> [Working data]
↓↓↓
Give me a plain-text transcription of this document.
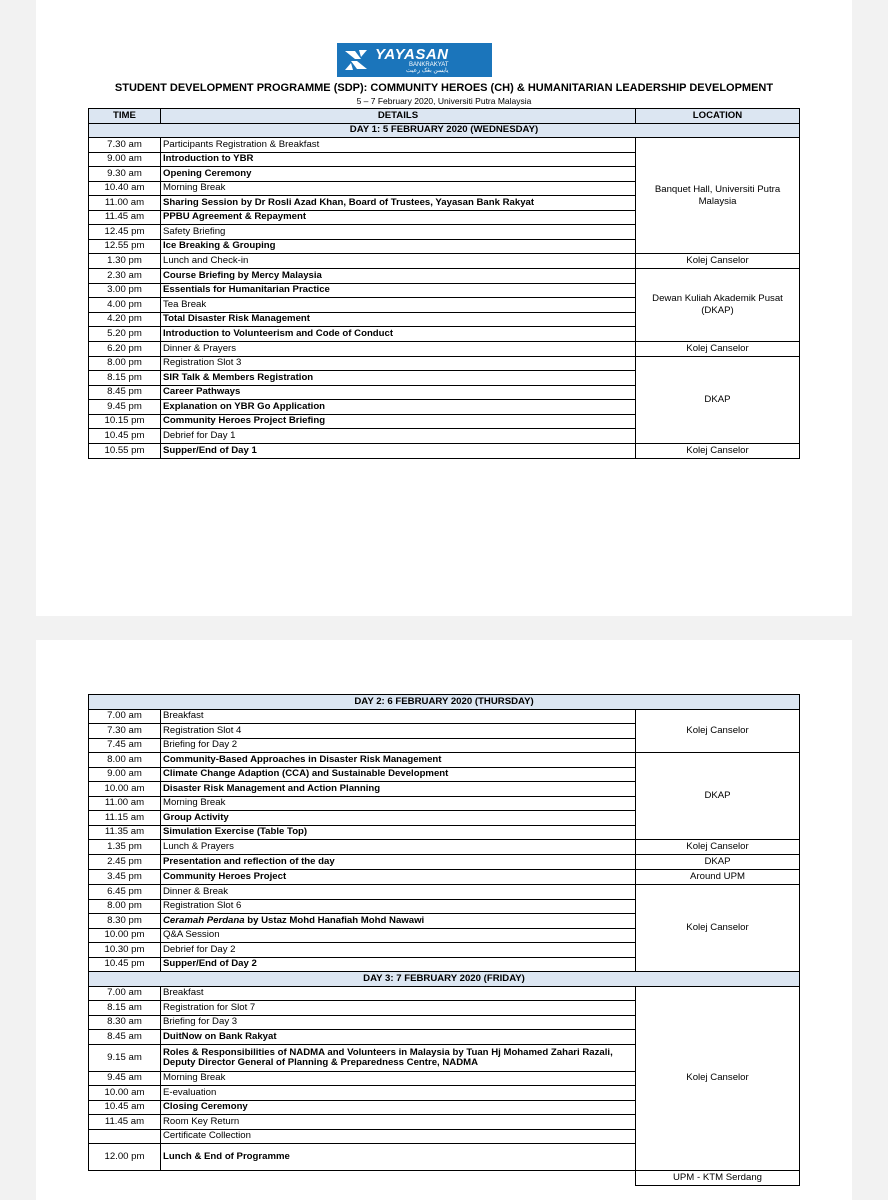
YAYASAN
BANKRAKYAT
يايسن بڠک رعيت
STUDENT DEVELOPMENT PROGRAMME (SDP): COMMUNITY HEROES (CH) & HUMANITARIAN LEADERSHIP DEVELOPMENT
5 – 7 February 2020, Universiti Putra Malaysia
TIME	DETAILS	LOCATION
DAY 1: 5 FEBRUARY 2020 (WEDNESDAY)		
7.30 am	Participants Registration & Breakfast	Banquet Hall, Universiti Putra Malaysia
9.00 am	Introduction to YBR	
9.30 am	Opening Ceremony	
10.40 am	Morning Break	
11.00 am	Sharing Session by Dr Rosli Azad Khan, Board of Trustees, Yayasan Bank Rakyat	
11.45 am	PPBU Agreement & Repayment	
12.45 pm	Safety Briefing	
12.55 pm	Ice Breaking & Grouping	
1.30 pm	Lunch and Check-in	Kolej Canselor
2.30 am	Course Briefing by Mercy Malaysia	Dewan Kuliah Akademik Pusat (DKAP)
3.00 pm	Essentials for Humanitarian Practice	
4.00 pm	Tea Break	
4.20 pm	Total Disaster Risk Management	
5.20 pm	Introduction to Volunteerism and Code of Conduct	
6.20 pm	Dinner & Prayers	Kolej Canselor
8.00 pm	Registration Slot 3	DKAP
8.15 pm	SIR Talk & Members Registration	
8.45 pm	Career Pathways	
9.45 pm	Explanation on YBR Go Application	
10.15 pm	Community Heroes Project Briefing	
10.45 pm	Debrief for Day 1	
10.55 pm	Supper/End of Day 1	Kolej Canselor
DAY 2: 6 FEBRUARY 2020 (THURSDAY)		
7.00 am	Breakfast	Kolej Canselor
7.30 am	Registration Slot 4	
7.45 am	Briefing for Day 2	
8.00 am	Community-Based Approaches in Disaster Risk Management	DKAP
9.00 am	Climate Change Adaption (CCA) and Sustainable Development	
10.00 am	Disaster Risk Management and Action Planning	
11.00 am	Morning Break	
11.15 am	Group Activity	
11.35 am	Simulation Exercise (Table Top)	
1.35 pm	Lunch & Prayers	Kolej Canselor
2.45 pm	Presentation and reflection of the day	DKAP
3.45 pm	Community Heroes Project	Around UPM
6.45 pm	Dinner & Break	Kolej Canselor
8.00 pm	Registration Slot 6	
8.30 pm	Ceramah Perdana by Ustaz Mohd Hanafiah Mohd Nawawi	
10.00 pm	Q&A Session	
10.30 pm	Debrief for Day 2	
10.45 pm	Supper/End of Day 2	
DAY 3: 7 FEBRUARY 2020 (FRIDAY)		
7.00 am	Breakfast	Kolej Canselor
8.15 am	Registration for Slot 7	
8.30 am	Briefing for Day 3	
8.45 am	DuitNow on Bank Rakyat	
9.15 am	Roles & Responsibilities of NADMA and Volunteers in Malaysia by Tuan Hj Mohamed Zahari Razali, Deputy Director General of Planning & Preparedness Centre, NADMA	
9.45 am	Morning Break	
10.00 am	E-evaluation	
10.45 am	Closing Ceremony	
11.45 am	Room Key Return	
	Certificate Collection	
12.00 pm	Lunch & End of Programme	
		UPM - KTM Serdang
↑↑↑
> [What is required] From the listing above, pick out every line containing "Dinner".

> [Task solution]
6.20 pm	Dinner & Prayers	Kolej Canselor
6.45 pm	Dinner & Break	Kolej Canselor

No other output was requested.